-- start Data supplied --

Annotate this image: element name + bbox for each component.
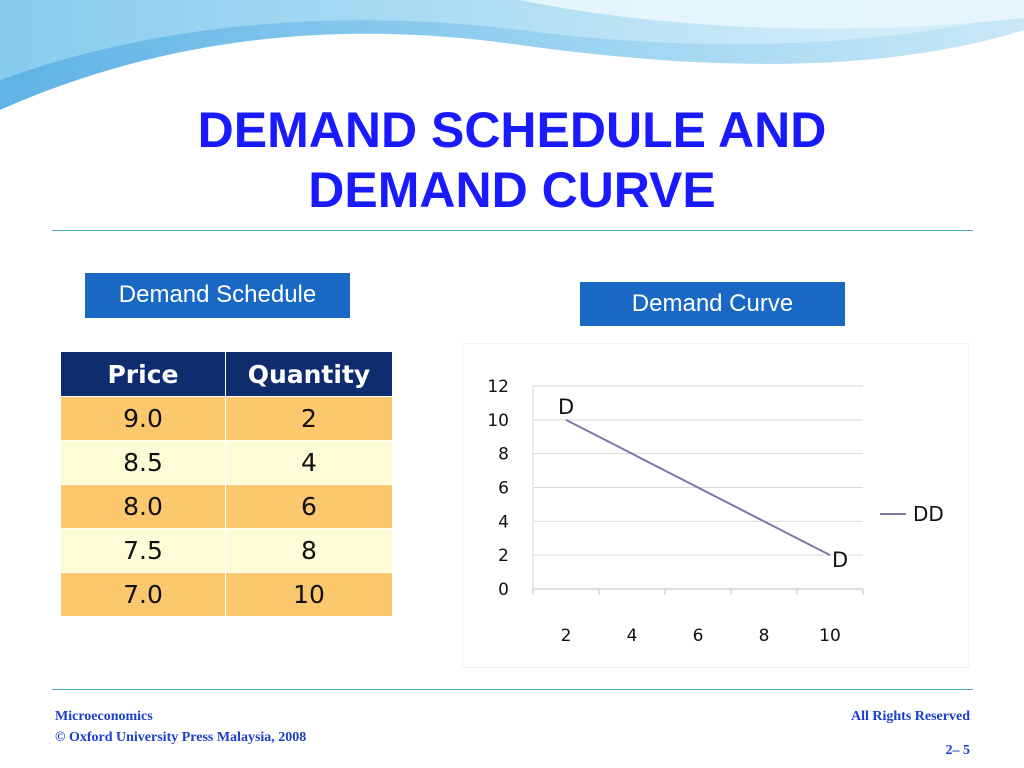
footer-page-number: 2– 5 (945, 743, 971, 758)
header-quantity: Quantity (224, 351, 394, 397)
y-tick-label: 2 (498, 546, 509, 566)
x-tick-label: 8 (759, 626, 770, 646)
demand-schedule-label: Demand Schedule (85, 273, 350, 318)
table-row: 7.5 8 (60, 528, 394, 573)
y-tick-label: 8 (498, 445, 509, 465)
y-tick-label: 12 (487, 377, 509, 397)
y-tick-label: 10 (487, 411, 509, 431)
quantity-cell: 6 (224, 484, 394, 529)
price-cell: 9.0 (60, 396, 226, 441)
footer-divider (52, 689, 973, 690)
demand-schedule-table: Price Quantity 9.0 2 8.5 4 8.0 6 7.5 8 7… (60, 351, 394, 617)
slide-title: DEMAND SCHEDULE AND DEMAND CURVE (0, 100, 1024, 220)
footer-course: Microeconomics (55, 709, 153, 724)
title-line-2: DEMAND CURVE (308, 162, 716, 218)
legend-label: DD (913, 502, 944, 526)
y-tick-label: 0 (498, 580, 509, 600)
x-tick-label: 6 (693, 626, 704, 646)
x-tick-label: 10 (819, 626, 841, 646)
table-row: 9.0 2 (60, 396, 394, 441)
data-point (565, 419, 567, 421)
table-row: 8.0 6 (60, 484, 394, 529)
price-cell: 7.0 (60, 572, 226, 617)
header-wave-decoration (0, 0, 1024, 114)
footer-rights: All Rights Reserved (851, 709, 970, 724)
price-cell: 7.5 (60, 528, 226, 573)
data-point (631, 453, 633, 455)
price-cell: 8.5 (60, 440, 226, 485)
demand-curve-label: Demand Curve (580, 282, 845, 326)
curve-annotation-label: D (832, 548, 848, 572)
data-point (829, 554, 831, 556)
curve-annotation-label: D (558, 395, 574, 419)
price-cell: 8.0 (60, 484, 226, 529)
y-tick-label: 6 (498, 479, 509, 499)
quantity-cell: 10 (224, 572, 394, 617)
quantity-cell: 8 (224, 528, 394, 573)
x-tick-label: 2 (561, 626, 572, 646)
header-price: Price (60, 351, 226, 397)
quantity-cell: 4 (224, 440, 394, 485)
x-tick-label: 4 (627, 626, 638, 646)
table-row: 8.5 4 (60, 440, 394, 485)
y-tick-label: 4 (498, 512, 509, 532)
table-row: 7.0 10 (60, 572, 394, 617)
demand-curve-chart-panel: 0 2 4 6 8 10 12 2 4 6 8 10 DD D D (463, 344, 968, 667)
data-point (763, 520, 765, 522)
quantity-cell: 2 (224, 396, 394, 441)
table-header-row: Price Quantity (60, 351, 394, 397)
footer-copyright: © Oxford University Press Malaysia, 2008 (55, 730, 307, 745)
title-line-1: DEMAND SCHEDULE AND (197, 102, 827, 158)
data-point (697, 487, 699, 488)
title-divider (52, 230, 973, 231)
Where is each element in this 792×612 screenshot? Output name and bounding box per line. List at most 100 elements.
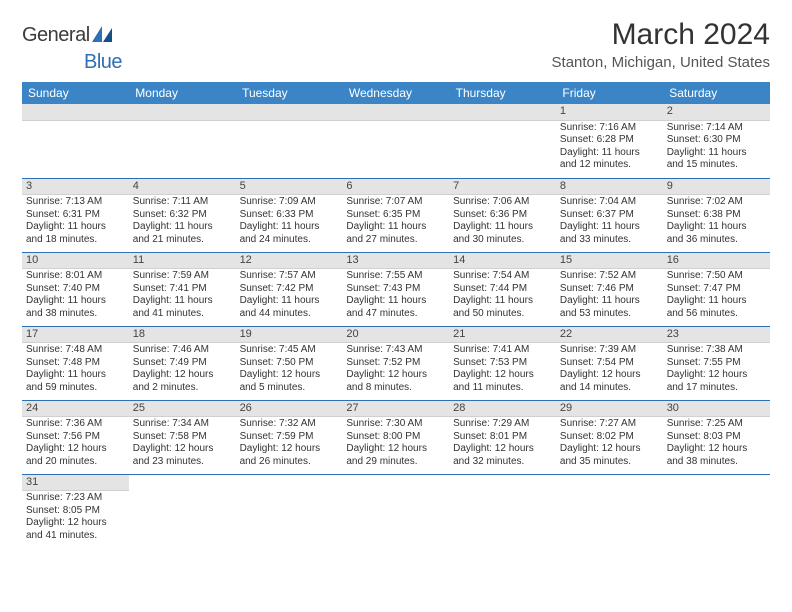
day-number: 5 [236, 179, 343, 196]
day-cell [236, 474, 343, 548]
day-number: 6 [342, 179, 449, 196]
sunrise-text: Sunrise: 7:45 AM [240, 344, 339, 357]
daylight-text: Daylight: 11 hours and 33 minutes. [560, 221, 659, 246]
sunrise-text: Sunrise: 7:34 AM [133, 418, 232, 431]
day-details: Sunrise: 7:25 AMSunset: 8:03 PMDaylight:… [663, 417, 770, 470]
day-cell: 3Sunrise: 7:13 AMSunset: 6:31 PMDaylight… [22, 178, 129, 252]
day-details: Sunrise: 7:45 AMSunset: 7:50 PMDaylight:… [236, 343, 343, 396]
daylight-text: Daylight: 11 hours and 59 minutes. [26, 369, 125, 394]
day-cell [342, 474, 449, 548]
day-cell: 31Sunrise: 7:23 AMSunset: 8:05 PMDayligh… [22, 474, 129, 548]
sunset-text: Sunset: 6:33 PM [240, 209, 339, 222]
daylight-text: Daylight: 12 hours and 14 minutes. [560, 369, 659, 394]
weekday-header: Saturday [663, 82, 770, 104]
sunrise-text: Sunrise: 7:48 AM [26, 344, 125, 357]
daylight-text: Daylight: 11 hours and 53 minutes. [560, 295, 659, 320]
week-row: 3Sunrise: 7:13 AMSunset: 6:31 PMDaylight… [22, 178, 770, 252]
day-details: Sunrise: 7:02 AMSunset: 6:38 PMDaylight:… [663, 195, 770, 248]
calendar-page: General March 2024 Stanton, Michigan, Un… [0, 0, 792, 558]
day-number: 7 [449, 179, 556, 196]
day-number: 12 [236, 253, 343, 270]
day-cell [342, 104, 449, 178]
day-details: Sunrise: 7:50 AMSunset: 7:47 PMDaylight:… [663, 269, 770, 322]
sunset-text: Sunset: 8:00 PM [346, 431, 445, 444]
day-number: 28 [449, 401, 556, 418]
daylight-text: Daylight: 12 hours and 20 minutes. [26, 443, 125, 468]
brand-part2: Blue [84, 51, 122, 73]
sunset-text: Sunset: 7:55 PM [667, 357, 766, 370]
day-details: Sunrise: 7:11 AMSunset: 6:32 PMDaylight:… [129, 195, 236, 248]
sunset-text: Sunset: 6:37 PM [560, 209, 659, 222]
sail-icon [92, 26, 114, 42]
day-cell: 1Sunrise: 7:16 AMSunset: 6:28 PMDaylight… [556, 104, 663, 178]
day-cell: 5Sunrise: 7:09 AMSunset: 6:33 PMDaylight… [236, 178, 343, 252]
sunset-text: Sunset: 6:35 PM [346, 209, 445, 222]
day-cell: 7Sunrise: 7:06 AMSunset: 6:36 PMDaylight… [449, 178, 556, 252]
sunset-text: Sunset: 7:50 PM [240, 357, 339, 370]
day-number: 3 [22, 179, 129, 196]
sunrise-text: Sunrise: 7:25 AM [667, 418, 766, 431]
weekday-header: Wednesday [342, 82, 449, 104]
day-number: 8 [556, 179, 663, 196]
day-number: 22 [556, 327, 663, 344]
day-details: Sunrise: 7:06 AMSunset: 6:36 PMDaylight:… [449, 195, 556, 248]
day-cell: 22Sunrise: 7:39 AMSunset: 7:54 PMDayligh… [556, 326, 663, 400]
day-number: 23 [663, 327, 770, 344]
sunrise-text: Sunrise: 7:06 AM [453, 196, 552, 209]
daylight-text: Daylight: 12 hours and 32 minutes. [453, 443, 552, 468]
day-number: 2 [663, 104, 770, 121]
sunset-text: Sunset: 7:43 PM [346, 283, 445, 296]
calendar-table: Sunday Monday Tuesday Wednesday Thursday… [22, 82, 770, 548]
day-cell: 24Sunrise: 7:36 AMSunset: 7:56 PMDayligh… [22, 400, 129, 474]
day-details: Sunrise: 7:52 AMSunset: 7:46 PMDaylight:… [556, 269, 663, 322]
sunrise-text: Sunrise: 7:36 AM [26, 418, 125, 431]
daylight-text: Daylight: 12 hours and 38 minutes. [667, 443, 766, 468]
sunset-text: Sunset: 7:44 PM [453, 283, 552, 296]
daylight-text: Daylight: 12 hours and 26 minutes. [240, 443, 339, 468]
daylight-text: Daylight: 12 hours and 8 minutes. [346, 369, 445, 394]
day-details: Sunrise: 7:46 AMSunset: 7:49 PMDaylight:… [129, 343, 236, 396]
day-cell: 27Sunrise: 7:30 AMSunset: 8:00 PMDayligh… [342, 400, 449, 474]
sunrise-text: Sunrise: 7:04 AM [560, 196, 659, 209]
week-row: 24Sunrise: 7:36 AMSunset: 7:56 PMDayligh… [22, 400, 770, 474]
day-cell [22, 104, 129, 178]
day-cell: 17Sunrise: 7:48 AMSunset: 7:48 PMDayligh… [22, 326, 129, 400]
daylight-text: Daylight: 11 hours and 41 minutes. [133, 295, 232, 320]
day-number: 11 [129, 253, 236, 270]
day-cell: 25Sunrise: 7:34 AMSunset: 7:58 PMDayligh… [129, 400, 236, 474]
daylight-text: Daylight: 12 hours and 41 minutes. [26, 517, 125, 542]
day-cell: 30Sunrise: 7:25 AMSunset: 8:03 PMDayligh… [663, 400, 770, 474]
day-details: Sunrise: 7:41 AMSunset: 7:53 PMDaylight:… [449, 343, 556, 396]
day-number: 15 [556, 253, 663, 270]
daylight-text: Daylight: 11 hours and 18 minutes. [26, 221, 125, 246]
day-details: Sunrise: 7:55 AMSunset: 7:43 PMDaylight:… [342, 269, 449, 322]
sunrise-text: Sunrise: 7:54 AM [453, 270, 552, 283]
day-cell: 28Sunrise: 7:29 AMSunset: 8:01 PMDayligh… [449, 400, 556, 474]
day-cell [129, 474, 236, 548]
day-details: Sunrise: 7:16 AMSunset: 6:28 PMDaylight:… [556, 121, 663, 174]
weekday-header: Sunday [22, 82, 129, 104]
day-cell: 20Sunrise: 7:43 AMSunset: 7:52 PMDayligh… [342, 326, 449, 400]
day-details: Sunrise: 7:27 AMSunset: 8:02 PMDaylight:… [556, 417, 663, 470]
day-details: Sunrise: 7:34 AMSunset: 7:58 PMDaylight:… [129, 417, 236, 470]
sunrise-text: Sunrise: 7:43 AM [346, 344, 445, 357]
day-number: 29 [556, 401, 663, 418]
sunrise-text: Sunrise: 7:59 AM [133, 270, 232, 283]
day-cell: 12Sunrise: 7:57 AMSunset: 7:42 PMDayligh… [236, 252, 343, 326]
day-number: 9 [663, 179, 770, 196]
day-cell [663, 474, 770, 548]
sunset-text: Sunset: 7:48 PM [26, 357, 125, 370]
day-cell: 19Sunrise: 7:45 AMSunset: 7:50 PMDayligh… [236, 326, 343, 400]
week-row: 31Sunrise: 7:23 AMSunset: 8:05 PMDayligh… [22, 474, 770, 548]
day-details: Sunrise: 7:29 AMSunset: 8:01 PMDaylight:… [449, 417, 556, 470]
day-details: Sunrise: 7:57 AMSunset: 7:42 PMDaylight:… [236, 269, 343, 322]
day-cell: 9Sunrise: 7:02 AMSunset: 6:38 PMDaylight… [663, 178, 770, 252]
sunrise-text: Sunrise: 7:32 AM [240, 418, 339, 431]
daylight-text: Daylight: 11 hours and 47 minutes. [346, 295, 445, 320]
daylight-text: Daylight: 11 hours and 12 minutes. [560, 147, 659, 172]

-- end Data supplied --

Work required >>
Reproduce the lines from the one containing "day-number: 5 [236, 179, 343, 196]" through the one containing "sunrise-text: Sunrise: 7:34", inclusive, with every occurrence of "day-number" changed to "date-number" and nothing else altered; return only those lines.

Task response >>
date-number: 5 [236, 179, 343, 196]
day-cell [236, 474, 343, 548]
date-number: 6 [342, 179, 449, 196]
sunrise-text: Sunrise: 7:45 AM [240, 344, 339, 357]
daylight-text: Daylight: 11 hours and 33 minutes. [560, 221, 659, 246]
sunrise-text: Sunrise: 7:34 AM [133, 418, 232, 431]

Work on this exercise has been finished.